(Layout region records)
— begin —
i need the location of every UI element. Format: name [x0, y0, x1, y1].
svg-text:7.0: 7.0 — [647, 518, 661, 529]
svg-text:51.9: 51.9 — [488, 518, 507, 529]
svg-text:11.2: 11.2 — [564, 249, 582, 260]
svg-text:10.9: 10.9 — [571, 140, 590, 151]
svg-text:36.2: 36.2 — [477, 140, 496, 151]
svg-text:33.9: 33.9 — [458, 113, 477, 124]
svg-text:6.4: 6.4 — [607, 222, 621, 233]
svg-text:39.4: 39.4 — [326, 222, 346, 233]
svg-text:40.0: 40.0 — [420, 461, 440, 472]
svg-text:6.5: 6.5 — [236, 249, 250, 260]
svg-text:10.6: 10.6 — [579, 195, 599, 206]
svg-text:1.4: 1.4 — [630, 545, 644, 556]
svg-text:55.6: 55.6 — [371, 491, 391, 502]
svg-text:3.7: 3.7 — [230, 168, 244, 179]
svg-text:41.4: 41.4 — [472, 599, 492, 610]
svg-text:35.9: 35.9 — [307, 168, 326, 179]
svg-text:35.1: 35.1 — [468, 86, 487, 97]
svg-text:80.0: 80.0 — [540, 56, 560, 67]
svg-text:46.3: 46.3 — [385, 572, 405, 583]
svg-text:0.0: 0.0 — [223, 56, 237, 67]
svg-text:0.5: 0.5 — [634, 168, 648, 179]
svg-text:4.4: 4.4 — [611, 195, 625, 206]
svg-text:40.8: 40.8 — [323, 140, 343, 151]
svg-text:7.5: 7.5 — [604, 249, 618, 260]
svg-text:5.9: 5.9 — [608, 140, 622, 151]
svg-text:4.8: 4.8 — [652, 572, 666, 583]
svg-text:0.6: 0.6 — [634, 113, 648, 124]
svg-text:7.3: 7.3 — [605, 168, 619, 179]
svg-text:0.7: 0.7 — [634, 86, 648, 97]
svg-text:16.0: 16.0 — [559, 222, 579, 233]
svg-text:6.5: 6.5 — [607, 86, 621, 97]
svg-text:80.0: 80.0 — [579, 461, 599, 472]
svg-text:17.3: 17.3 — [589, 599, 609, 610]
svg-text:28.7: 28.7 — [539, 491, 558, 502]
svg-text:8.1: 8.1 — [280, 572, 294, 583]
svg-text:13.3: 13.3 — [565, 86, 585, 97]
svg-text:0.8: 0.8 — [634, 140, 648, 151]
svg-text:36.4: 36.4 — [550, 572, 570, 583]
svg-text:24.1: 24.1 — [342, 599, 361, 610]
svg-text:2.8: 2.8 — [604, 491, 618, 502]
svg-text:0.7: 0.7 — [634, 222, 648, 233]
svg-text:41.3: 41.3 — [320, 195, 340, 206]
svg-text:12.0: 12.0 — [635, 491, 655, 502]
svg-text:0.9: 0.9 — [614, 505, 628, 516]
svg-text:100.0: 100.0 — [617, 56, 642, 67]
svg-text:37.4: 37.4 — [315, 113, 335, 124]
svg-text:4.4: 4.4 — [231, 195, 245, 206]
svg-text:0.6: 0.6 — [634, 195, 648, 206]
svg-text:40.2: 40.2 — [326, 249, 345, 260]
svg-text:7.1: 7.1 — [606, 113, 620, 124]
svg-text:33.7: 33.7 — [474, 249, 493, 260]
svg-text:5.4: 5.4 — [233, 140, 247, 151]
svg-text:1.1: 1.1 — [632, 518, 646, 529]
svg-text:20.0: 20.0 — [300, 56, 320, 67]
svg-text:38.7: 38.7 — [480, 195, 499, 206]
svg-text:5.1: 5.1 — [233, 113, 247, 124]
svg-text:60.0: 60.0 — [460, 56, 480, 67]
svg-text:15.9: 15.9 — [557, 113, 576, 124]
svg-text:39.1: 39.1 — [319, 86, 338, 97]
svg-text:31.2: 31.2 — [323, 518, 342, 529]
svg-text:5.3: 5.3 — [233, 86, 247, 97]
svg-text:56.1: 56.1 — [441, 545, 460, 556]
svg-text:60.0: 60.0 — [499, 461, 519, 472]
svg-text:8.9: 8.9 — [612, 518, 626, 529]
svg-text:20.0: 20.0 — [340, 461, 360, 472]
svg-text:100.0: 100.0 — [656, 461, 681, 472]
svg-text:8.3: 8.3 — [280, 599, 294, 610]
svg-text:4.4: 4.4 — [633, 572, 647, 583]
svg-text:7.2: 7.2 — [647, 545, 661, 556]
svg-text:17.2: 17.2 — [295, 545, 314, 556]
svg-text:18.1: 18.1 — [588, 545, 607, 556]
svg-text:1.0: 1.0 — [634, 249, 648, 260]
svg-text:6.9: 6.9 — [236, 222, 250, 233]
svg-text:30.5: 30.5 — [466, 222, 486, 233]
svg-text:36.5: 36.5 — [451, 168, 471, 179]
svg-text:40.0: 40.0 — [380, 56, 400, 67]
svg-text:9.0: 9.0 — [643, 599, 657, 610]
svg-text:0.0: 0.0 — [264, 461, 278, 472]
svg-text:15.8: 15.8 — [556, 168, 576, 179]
— end —
# [Task objective]
Rewrite all of the lines above, putting "chart label" wherever "UI element" appears and keeping everything else the same.

# [Answer for the task]
i need the location of every chart label. Format: name [x0, y0, x1, y1].
svg-text:7.0: 7.0 — [647, 518, 661, 529]
svg-text:51.9: 51.9 — [488, 518, 507, 529]
svg-text:11.2: 11.2 — [564, 249, 582, 260]
svg-text:10.9: 10.9 — [571, 140, 590, 151]
svg-text:36.2: 36.2 — [477, 140, 496, 151]
svg-text:33.9: 33.9 — [458, 113, 477, 124]
svg-text:6.4: 6.4 — [607, 222, 621, 233]
svg-text:39.4: 39.4 — [326, 222, 346, 233]
svg-text:40.0: 40.0 — [420, 461, 440, 472]
svg-text:6.5: 6.5 — [236, 249, 250, 260]
svg-text:10.6: 10.6 — [579, 195, 599, 206]
svg-text:1.4: 1.4 — [630, 545, 644, 556]
svg-text:55.6: 55.6 — [371, 491, 391, 502]
svg-text:3.7: 3.7 — [230, 168, 244, 179]
svg-text:41.4: 41.4 — [472, 599, 492, 610]
svg-text:35.9: 35.9 — [307, 168, 326, 179]
svg-text:35.1: 35.1 — [468, 86, 487, 97]
svg-text:80.0: 80.0 — [540, 56, 560, 67]
svg-text:46.3: 46.3 — [385, 572, 405, 583]
svg-text:0.0: 0.0 — [223, 56, 237, 67]
svg-text:0.5: 0.5 — [634, 168, 648, 179]
svg-text:4.4: 4.4 — [611, 195, 625, 206]
svg-text:40.8: 40.8 — [323, 140, 343, 151]
svg-text:7.5: 7.5 — [604, 249, 618, 260]
svg-text:5.9: 5.9 — [608, 140, 622, 151]
svg-text:4.8: 4.8 — [652, 572, 666, 583]
svg-text:0.6: 0.6 — [634, 113, 648, 124]
svg-text:7.3: 7.3 — [605, 168, 619, 179]
svg-text:0.7: 0.7 — [634, 86, 648, 97]
svg-text:16.0: 16.0 — [559, 222, 579, 233]
svg-text:6.5: 6.5 — [607, 86, 621, 97]
svg-text:80.0: 80.0 — [579, 461, 599, 472]
svg-text:17.3: 17.3 — [589, 599, 609, 610]
svg-text:28.7: 28.7 — [539, 491, 558, 502]
svg-text:8.1: 8.1 — [280, 572, 294, 583]
svg-text:13.3: 13.3 — [565, 86, 585, 97]
svg-text:0.8: 0.8 — [634, 140, 648, 151]
svg-text:36.4: 36.4 — [550, 572, 570, 583]
svg-text:24.1: 24.1 — [342, 599, 361, 610]
svg-text:2.8: 2.8 — [604, 491, 618, 502]
svg-text:0.7: 0.7 — [634, 222, 648, 233]
svg-text:41.3: 41.3 — [320, 195, 340, 206]
svg-text:12.0: 12.0 — [635, 491, 655, 502]
svg-text:0.9: 0.9 — [614, 505, 628, 516]
svg-text:100.0: 100.0 — [617, 56, 642, 67]
svg-text:37.4: 37.4 — [315, 113, 335, 124]
svg-text:4.4: 4.4 — [231, 195, 245, 206]
svg-text:0.6: 0.6 — [634, 195, 648, 206]
svg-text:40.2: 40.2 — [326, 249, 345, 260]
svg-text:7.1: 7.1 — [606, 113, 620, 124]
svg-text:33.7: 33.7 — [474, 249, 493, 260]
svg-text:5.4: 5.4 — [233, 140, 247, 151]
svg-text:1.1: 1.1 — [632, 518, 646, 529]
svg-text:20.0: 20.0 — [300, 56, 320, 67]
svg-text:38.7: 38.7 — [480, 195, 499, 206]
svg-text:5.1: 5.1 — [233, 113, 247, 124]
svg-text:60.0: 60.0 — [460, 56, 480, 67]
svg-text:15.9: 15.9 — [557, 113, 576, 124]
svg-text:39.1: 39.1 — [319, 86, 338, 97]
svg-text:31.2: 31.2 — [323, 518, 342, 529]
svg-text:5.3: 5.3 — [233, 86, 247, 97]
svg-text:56.1: 56.1 — [441, 545, 460, 556]
svg-text:60.0: 60.0 — [499, 461, 519, 472]
svg-text:8.9: 8.9 — [612, 518, 626, 529]
svg-text:20.0: 20.0 — [340, 461, 360, 472]
svg-text:100.0: 100.0 — [656, 461, 681, 472]
svg-text:8.3: 8.3 — [280, 599, 294, 610]
svg-text:4.4: 4.4 — [633, 572, 647, 583]
svg-text:7.2: 7.2 — [647, 545, 661, 556]
svg-text:17.2: 17.2 — [295, 545, 314, 556]
svg-text:18.1: 18.1 — [588, 545, 607, 556]
svg-text:1.0: 1.0 — [634, 249, 648, 260]
svg-text:6.9: 6.9 — [236, 222, 250, 233]
svg-text:30.5: 30.5 — [466, 222, 486, 233]
svg-text:36.5: 36.5 — [451, 168, 471, 179]
svg-text:40.0: 40.0 — [380, 56, 400, 67]
svg-text:9.0: 9.0 — [643, 599, 657, 610]
svg-text:0.0: 0.0 — [264, 461, 278, 472]
svg-text:15.8: 15.8 — [556, 168, 576, 179]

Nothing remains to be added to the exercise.